* _Given task_: Exactly reproduce all the records, keeping pictures out of the copy.

* _Given records_:
▼

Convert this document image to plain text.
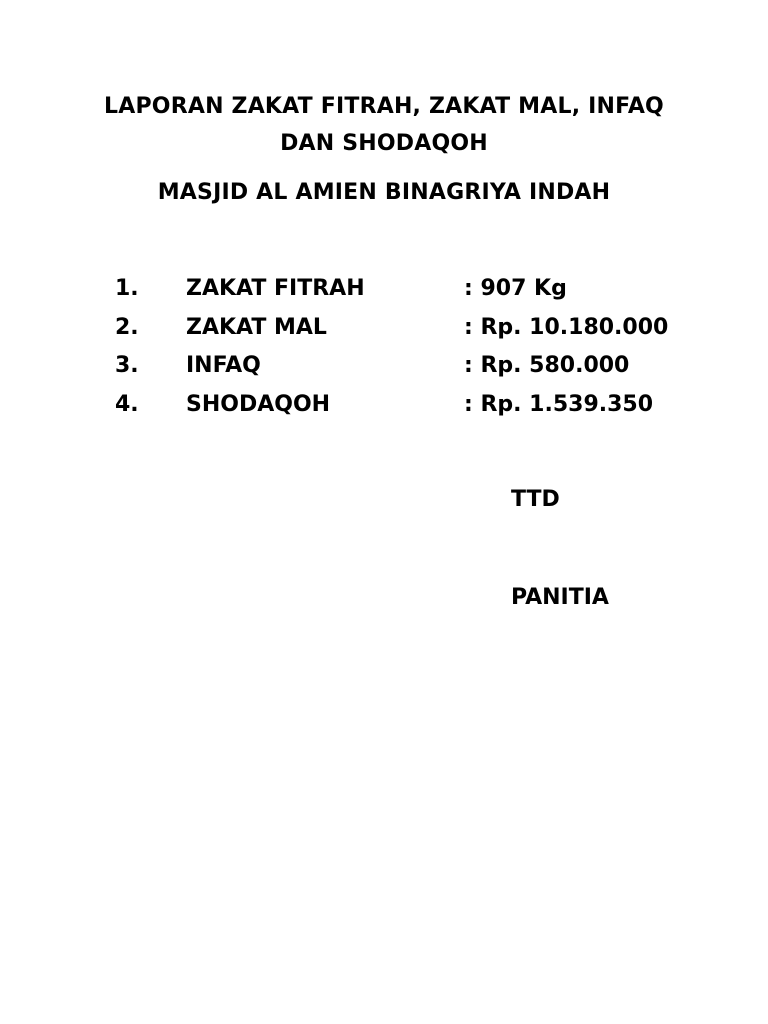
LAPORAN ZAKAT FITRAH, ZAKAT MAL, INFAQ
DAN SHODAQOH
MASJID AL AMIEN BINAGRIYA INDAH
1. ZAKAT FITRAH	: 907 Kg
2. ZAKAT MAL	: Rp. 10.180.000
3. INFAQ	: Rp. 580.000
4. SHODAQOH	: Rp. 1.539.350
TTD
PANITIA
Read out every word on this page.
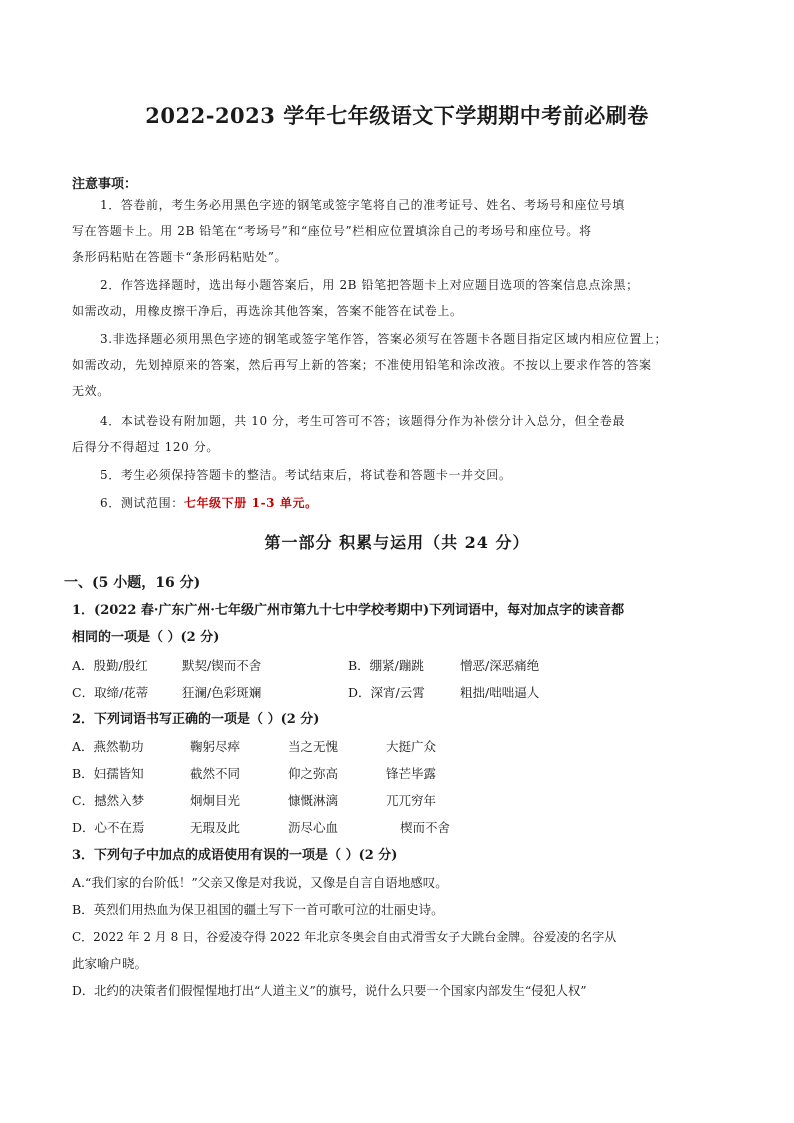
2022-2023 学年七年级语文下学期期中考前必刷卷
注意事项：
1．答卷前，考生务必用黑色字迹的钢笔或签字笔将自己的准考证号、姓名、考场号和座位号填
写在答题卡上。用 2B 铅笔在“考场号”和“座位号”栏相应位置填涂自己的考场号和座位号。将
条形码粘贴在答题卡“条形码粘贴处”。
2．作答选择题时，选出每小题答案后，用 2B 铅笔把答题卡上对应题目选项的答案信息点涂黑；
如需改动，用橡皮擦干净后，再选涂其他答案，答案不能答在试卷上。
3.非选择题必须用黑色字迹的钢笔或签字笔作答，答案必须写在答题卡各题目指定区域内相应位置上；
如需改动，先划掉原来的答案，然后再写上新的答案；不准使用铅笔和涂改液。不按以上要求作答的答案
无效。
4．本试卷设有附加题，共 10 分，考生可答可不答；该题得分作为补偿分计入总分，但全卷最
后得分不得超过 120 分。
5．考生必须保持答题卡的整洁。考试结束后，将试卷和答题卡一并交回。
6．测试范围：七年级下册 1-3 单元。
第一部分 积累与运用（共 24 分）
一、(5 小题，16 分)
1．(2022 春·广东广州·七年级广州市第九十七中学校考期中)下列词语中，每对加点字的读音都
相同的一项是（ ）(2 分)
A．殷勤/殷红	默契/锲而不舍	B．绷紧/蹦跳	憎恶/深恶痛绝
C．取缔/花蒂	狂澜/色彩斑斓	D．深宵/云霄	粗拙/咄咄逼人
2．下列词语书写正确的一项是（ ）(2 分)
A．燕然勒功	鞠躬尽瘁	当之无愧	大挺广众
B．妇孺皆知	截然不同	仰之弥高	锋芒毕露
C．撼然入梦	炯炯目光	慷慨淋漓	兀兀穷年
D．心不在焉	无瑕及此	沥尽心血	楔而不舍
3．下列句子中加点的成语使用有误的一项是（ ）(2 分)
A.“我们家的台阶低！”父亲又像是对我说，又像是自言自语地感叹。
B．英烈们用热血为保卫祖国的疆土写下一首可歌可泣的壮丽史诗。
C．2022 年 2 月 8 日，谷爱凌夺得 2022 年北京冬奥会自由式滑雪女子大跳台金牌。谷爱凌的名字从
此家喻户晓。
D．北约的决策者们假惺惺地打出“人道主义”的旗号，说什么只要一个国家内部发生“侵犯人权”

▲

* _Result for this exercise_:
Convert this document image to plain text.
LAPORAN ZAKAT FITRAH, ZAKAT MAL, INFAQ
DAN SHODAQOH
MASJID AL AMIEN BINAGRIYA INDAH
1. ZAKAT FITRAH	: 907 Kg
2. ZAKAT MAL	: Rp. 10.180.000
3. INFAQ	: Rp. 580.000
4. SHODAQOH	: Rp. 1.539.350
TTD
PANITIA
Read out every word on this page.
2022-2023 学年七年级语文下学期期中考前必刷卷
注意事项：
1．答卷前，考生务必用黑色字迹的钢笔或签字笔将自己的准考证号、姓名、考场号和座位号填
写在答题卡上。用 2B 铅笔在“考场号”和“座位号”栏相应位置填涂自己的考场号和座位号。将
条形码粘贴在答题卡“条形码粘贴处”。
2．作答选择题时，选出每小题答案后，用 2B 铅笔把答题卡上对应题目选项的答案信息点涂黑；
如需改动，用橡皮擦干净后，再选涂其他答案，答案不能答在试卷上。
3.非选择题必须用黑色字迹的钢笔或签字笔作答，答案必须写在答题卡各题目指定区域内相应位置上；
如需改动，先划掉原来的答案，然后再写上新的答案；不准使用铅笔和涂改液。不按以上要求作答的答案
无效。
4．本试卷设有附加题，共 10 分，考生可答可不答；该题得分作为补偿分计入总分，但全卷最
后得分不得超过 120 分。
5．考生必须保持答题卡的整洁。考试结束后，将试卷和答题卡一并交回。
6．测试范围：七年级下册 1-3 单元。
第一部分 积累与运用（共 24 分）
一、(5 小题，16 分)
1．(2022 春·广东广州·七年级广州市第九十七中学校考期中)下列词语中，每对加点字的读音都
相同的一项是（ ）(2 分)
A．殷勤/殷红	默契/锲而不舍	B．绷紧/蹦跳	憎恶/深恶痛绝
C．取缔/花蒂	狂澜/色彩斑斓	D．深宵/云霄	粗拙/咄咄逼人
2．下列词语书写正确的一项是（ ）(2 分)
A．燕然勒功	鞠躬尽瘁	当之无愧	大挺广众
B．妇孺皆知	截然不同	仰之弥高	锋芒毕露
C．撼然入梦	炯炯目光	慷慨淋漓	兀兀穷年
D．心不在焉	无瑕及此	沥尽心血	楔而不舍
3．下列句子中加点的成语使用有误的一项是（ ）(2 分)
A.“我们家的台阶低！”父亲又像是对我说，又像是自言自语地感叹。
B．英烈们用热血为保卫祖国的疆土写下一首可歌可泣的壮丽史诗。
C．2022 年 2 月 8 日，谷爱凌夺得 2022 年北京冬奥会自由式滑雪女子大跳台金牌。谷爱凌的名字从
此家喻户晓。
D．北约的决策者们假惺惺地打出“人道主义”的旗号，说什么只要一个国家内部发生“侵犯人权”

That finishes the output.